-- start Records to process --

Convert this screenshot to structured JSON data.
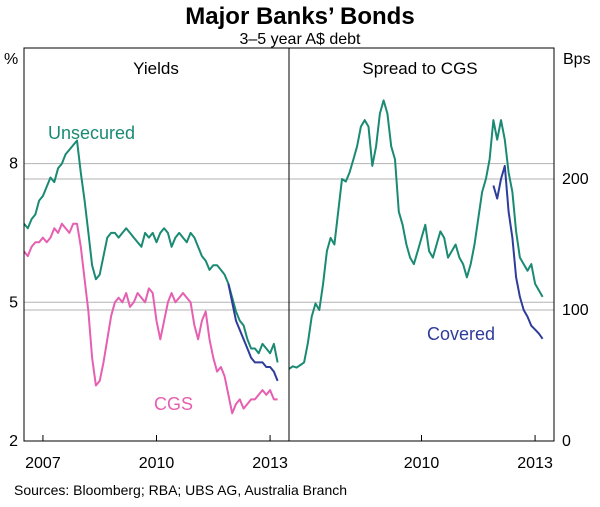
{
  "title": "Major Banks’ Bonds",
  "subtitle": "3–5 year A$ debt",
  "source": "Sources: Bloomberg; RBA; UBS AG, Australia Branch",
  "colors": {
    "unsecured": "#1a8a73",
    "cgs": "#e65fb0",
    "covered": "#2e3c9a",
    "grid": "#b3b3b3",
    "axis": "#000000"
  },
  "chart_data": [
    {
      "type": "line",
      "panel_title": "Yields",
      "unit_label": "%",
      "x_range": [
        2006.5,
        2013.5
      ],
      "ylim": [
        2,
        10.5
      ],
      "y_ticks": [
        2,
        5,
        8
      ],
      "x_ticks": [
        "2007",
        "2010",
        "2013"
      ],
      "x_tick_values": [
        2007,
        2010,
        2013
      ],
      "grid": true,
      "series": [
        {
          "name": "Unsecured",
          "color": "#1a8a73",
          "x": [
            2006.5,
            2006.6,
            2006.7,
            2006.8,
            2006.9,
            2007.0,
            2007.1,
            2007.2,
            2007.3,
            2007.4,
            2007.5,
            2007.6,
            2007.7,
            2007.8,
            2007.9,
            2008.0,
            2008.1,
            2008.2,
            2008.3,
            2008.4,
            2008.5,
            2008.6,
            2008.7,
            2008.8,
            2008.9,
            2009.0,
            2009.1,
            2009.2,
            2009.3,
            2009.4,
            2009.5,
            2009.6,
            2009.7,
            2009.8,
            2009.9,
            2010.0,
            2010.1,
            2010.2,
            2010.3,
            2010.4,
            2010.5,
            2010.6,
            2010.7,
            2010.8,
            2010.9,
            2011.0,
            2011.1,
            2011.2,
            2011.3,
            2011.4,
            2011.5,
            2011.6,
            2011.7,
            2011.8,
            2011.9,
            2012.0,
            2012.1,
            2012.2,
            2012.3,
            2012.4,
            2012.5,
            2012.6,
            2012.7,
            2012.8,
            2012.9,
            2013.0,
            2013.1,
            2013.2
          ],
          "values": [
            6.7,
            6.6,
            6.8,
            6.9,
            7.2,
            7.3,
            7.5,
            7.7,
            7.6,
            7.9,
            8.0,
            8.2,
            8.3,
            8.4,
            8.5,
            7.8,
            7.2,
            6.5,
            5.8,
            5.5,
            5.6,
            6.0,
            6.4,
            6.5,
            6.5,
            6.4,
            6.5,
            6.6,
            6.5,
            6.4,
            6.3,
            6.2,
            6.5,
            6.4,
            6.5,
            6.3,
            6.5,
            6.6,
            6.5,
            6.2,
            6.4,
            6.5,
            6.4,
            6.3,
            6.5,
            6.4,
            6.2,
            6.0,
            5.9,
            5.7,
            5.8,
            5.8,
            5.7,
            5.6,
            5.4,
            5.1,
            4.8,
            4.6,
            4.5,
            4.2,
            4.0,
            4.0,
            3.9,
            4.1,
            4.0,
            3.9,
            4.1,
            3.7
          ]
        },
        {
          "name": "CGS",
          "color": "#e65fb0",
          "x": [
            2006.5,
            2006.6,
            2006.7,
            2006.8,
            2006.9,
            2007.0,
            2007.1,
            2007.2,
            2007.3,
            2007.4,
            2007.5,
            2007.6,
            2007.7,
            2007.8,
            2007.9,
            2008.0,
            2008.1,
            2008.2,
            2008.3,
            2008.4,
            2008.5,
            2008.6,
            2008.7,
            2008.8,
            2008.9,
            2009.0,
            2009.1,
            2009.2,
            2009.3,
            2009.4,
            2009.5,
            2009.6,
            2009.7,
            2009.8,
            2009.9,
            2010.0,
            2010.1,
            2010.2,
            2010.3,
            2010.4,
            2010.5,
            2010.6,
            2010.7,
            2010.8,
            2010.9,
            2011.0,
            2011.1,
            2011.2,
            2011.3,
            2011.4,
            2011.5,
            2011.6,
            2011.7,
            2011.8,
            2011.9,
            2012.0,
            2012.1,
            2012.2,
            2012.3,
            2012.4,
            2012.5,
            2012.6,
            2012.7,
            2012.8,
            2012.9,
            2013.0,
            2013.1,
            2013.2
          ],
          "values": [
            6.1,
            6.0,
            6.2,
            6.3,
            6.3,
            6.4,
            6.3,
            6.4,
            6.6,
            6.5,
            6.7,
            6.6,
            6.5,
            6.7,
            6.7,
            6.2,
            5.5,
            4.8,
            3.8,
            3.2,
            3.3,
            3.7,
            4.2,
            4.7,
            5.0,
            5.1,
            5.0,
            5.2,
            4.9,
            5.0,
            5.2,
            5.1,
            5.0,
            5.3,
            5.2,
            4.6,
            4.2,
            4.6,
            5.0,
            5.2,
            5.0,
            5.1,
            5.2,
            5.1,
            5.0,
            4.5,
            4.2,
            4.6,
            4.8,
            4.2,
            3.8,
            3.5,
            3.6,
            3.4,
            3.0,
            2.6,
            2.8,
            2.9,
            2.7,
            2.8,
            2.9,
            2.9,
            3.0,
            3.1,
            3.0,
            3.1,
            2.9,
            2.9
          ]
        },
        {
          "name": "Covered",
          "color": "#2e3c9a",
          "x": [
            2011.9,
            2012.0,
            2012.1,
            2012.2,
            2012.3,
            2012.4,
            2012.5,
            2012.6,
            2012.7,
            2012.8,
            2012.9,
            2013.0,
            2013.1,
            2013.2
          ],
          "values": [
            5.4,
            5.0,
            4.6,
            4.4,
            4.2,
            4.0,
            3.8,
            3.7,
            3.7,
            3.7,
            3.6,
            3.6,
            3.5,
            3.3
          ]
        }
      ]
    },
    {
      "type": "line",
      "panel_title": "Spread to CGS",
      "unit_label": "Bps",
      "x_range": [
        2006.5,
        2013.5
      ],
      "ylim": [
        0,
        300
      ],
      "y_ticks": [
        0,
        100,
        200
      ],
      "x_ticks": [
        "2010",
        "2013"
      ],
      "x_tick_values": [
        2010,
        2013
      ],
      "grid": true,
      "series": [
        {
          "name": "Unsecured",
          "color": "#1a8a73",
          "x": [
            2006.5,
            2006.6,
            2006.7,
            2006.8,
            2006.9,
            2007.0,
            2007.1,
            2007.2,
            2007.3,
            2007.4,
            2007.5,
            2007.6,
            2007.7,
            2007.8,
            2007.9,
            2008.0,
            2008.1,
            2008.2,
            2008.3,
            2008.4,
            2008.5,
            2008.6,
            2008.7,
            2008.8,
            2008.9,
            2009.0,
            2009.1,
            2009.2,
            2009.3,
            2009.4,
            2009.5,
            2009.6,
            2009.7,
            2009.8,
            2009.9,
            2010.0,
            2010.1,
            2010.2,
            2010.3,
            2010.4,
            2010.5,
            2010.6,
            2010.7,
            2010.8,
            2010.9,
            2011.0,
            2011.1,
            2011.2,
            2011.3,
            2011.4,
            2011.5,
            2011.6,
            2011.7,
            2011.8,
            2011.9,
            2012.0,
            2012.1,
            2012.2,
            2012.3,
            2012.4,
            2012.5,
            2012.6,
            2012.7,
            2012.8,
            2012.9,
            2013.0,
            2013.1,
            2013.2
          ],
          "values": [
            55,
            57,
            56,
            58,
            60,
            75,
            95,
            105,
            100,
            120,
            145,
            155,
            150,
            175,
            200,
            198,
            205,
            215,
            225,
            240,
            245,
            240,
            210,
            225,
            250,
            260,
            250,
            225,
            215,
            175,
            165,
            150,
            140,
            135,
            145,
            155,
            165,
            145,
            140,
            150,
            160,
            155,
            140,
            145,
            150,
            140,
            135,
            125,
            135,
            150,
            170,
            190,
            200,
            215,
            245,
            230,
            245,
            230,
            205,
            190,
            160,
            140,
            135,
            130,
            135,
            120,
            115,
            110
          ]
        },
        {
          "name": "Covered",
          "color": "#2e3c9a",
          "x": [
            2011.9,
            2012.0,
            2012.1,
            2012.2,
            2012.3,
            2012.4,
            2012.5,
            2012.6,
            2012.7,
            2012.8,
            2012.9,
            2013.0,
            2013.1,
            2013.2
          ],
          "values": [
            195,
            185,
            200,
            210,
            175,
            155,
            125,
            110,
            100,
            95,
            88,
            85,
            82,
            78
          ]
        }
      ]
    }
  ],
  "labels": {
    "unsecured": "Unsecured",
    "cgs": "CGS",
    "covered": "Covered"
  }
}
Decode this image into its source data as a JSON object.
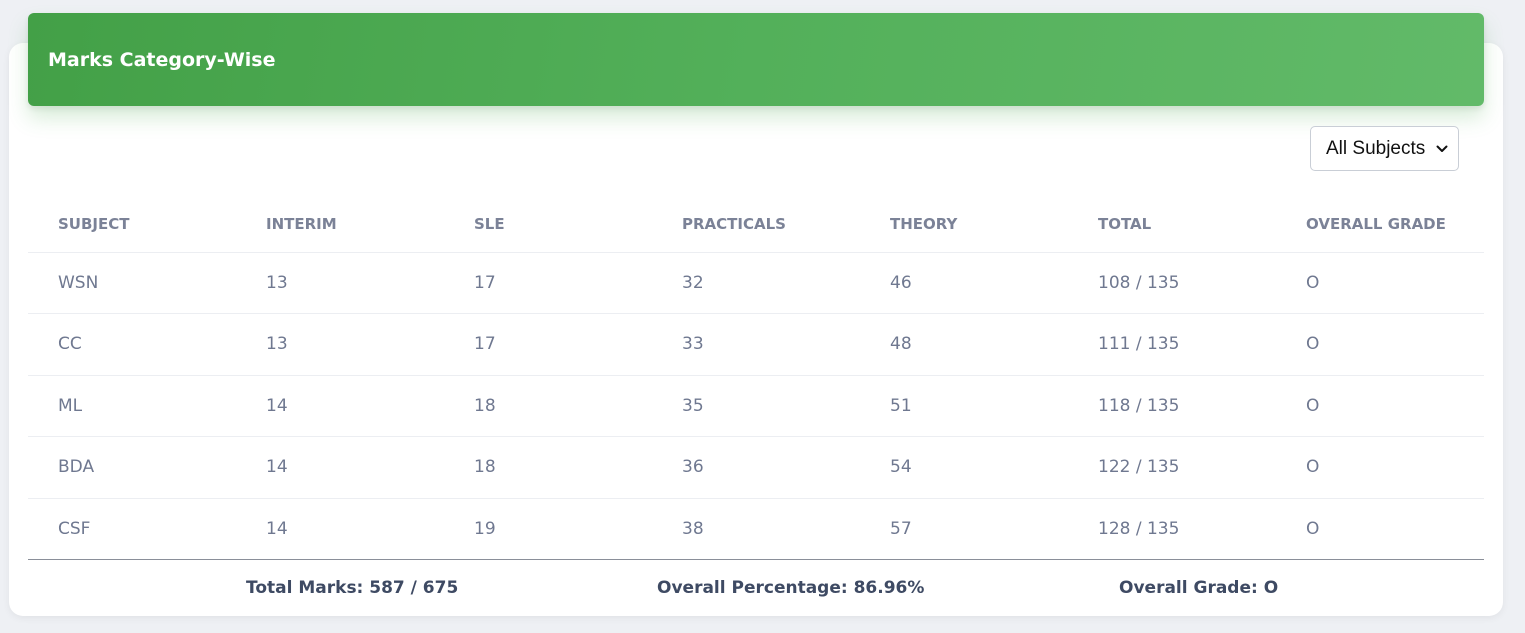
{
  "header": {
    "title": "Marks Category-Wise"
  },
  "filter": {
    "selected": "All Subjects"
  },
  "table": {
    "columns": [
      "SUBJECT",
      "INTERIM",
      "SLE",
      "PRACTICALS",
      "THEORY",
      "TOTAL",
      "OVERALL GRADE"
    ],
    "rows": [
      [
        "WSN",
        "13",
        "17",
        "32",
        "46",
        "108 / 135",
        "O"
      ],
      [
        "CC",
        "13",
        "17",
        "33",
        "48",
        "111 / 135",
        "O"
      ],
      [
        "ML",
        "14",
        "18",
        "35",
        "51",
        "118 / 135",
        "O"
      ],
      [
        "BDA",
        "14",
        "18",
        "36",
        "54",
        "122 / 135",
        "O"
      ],
      [
        "CSF",
        "14",
        "19",
        "38",
        "57",
        "128 / 135",
        "O"
      ]
    ]
  },
  "footer": {
    "total_marks": "Total Marks: 587 / 675",
    "overall_percentage": "Overall Percentage: 86.96%",
    "overall_grade": "Overall Grade: O"
  },
  "colors": {
    "header_green": "#4caf50",
    "text_muted": "#6f7890",
    "footer_text": "#3e4a63"
  },
  "icons": {
    "select_arrow": "chevron-down-icon"
  }
}
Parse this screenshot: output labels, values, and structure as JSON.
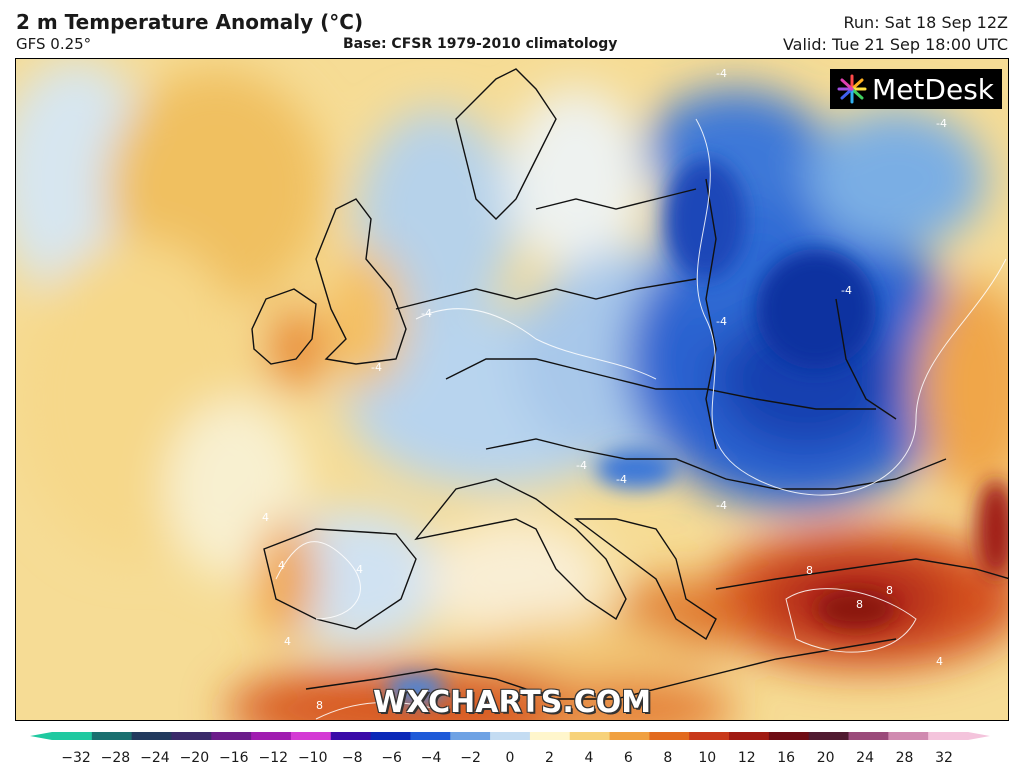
{
  "header": {
    "title": "2 m Temperature Anomaly (°C)",
    "model": "GFS 0.25°",
    "base": "Base: CFSR 1979-2010 climatology",
    "run": "Run: Sat 18 Sep 12Z",
    "valid": "Valid: Tue 21 Sep 18:00 UTC"
  },
  "logo": {
    "name": "metdesk-logo",
    "text": "MetDesk"
  },
  "watermark": "WXCHARTS.COM",
  "colorbar": {
    "ticks": [
      "−32",
      "−28",
      "−24",
      "−20",
      "−16",
      "−12",
      "−10",
      "−8",
      "−6",
      "−4",
      "−2",
      "0",
      "2",
      "4",
      "6",
      "8",
      "10",
      "12",
      "16",
      "20",
      "24",
      "28",
      "32"
    ],
    "colors": [
      "#1fc9a0",
      "#1a6f6f",
      "#223a5e",
      "#3a2a6a",
      "#6b1c8a",
      "#a01cb0",
      "#d43ad4",
      "#3a0aa8",
      "#0a28b8",
      "#1e5ad8",
      "#6ea2e4",
      "#c4dcf2",
      "#fff6cc",
      "#f7d27a",
      "#f0a040",
      "#e26a1e",
      "#c8381a",
      "#a01a12",
      "#6e0c14",
      "#501a30",
      "#9a4a7a",
      "#d08ab0",
      "#f4c4dc"
    ]
  },
  "contour_labels": [
    "-4",
    "-4",
    "-4",
    "-4",
    "-4",
    "-4",
    "-4",
    "-4",
    "-4",
    "4",
    "4",
    "4",
    "4",
    "4",
    "8",
    "8",
    "8",
    "8"
  ]
}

-- end Records to process --

Read through the entries and copy each line in which "this" appears.

Convert this screenshot to structured JSON data.
Decode this image into its source data as a JSON object.
Parse this screenshot: output labels, values, and structure as JSON.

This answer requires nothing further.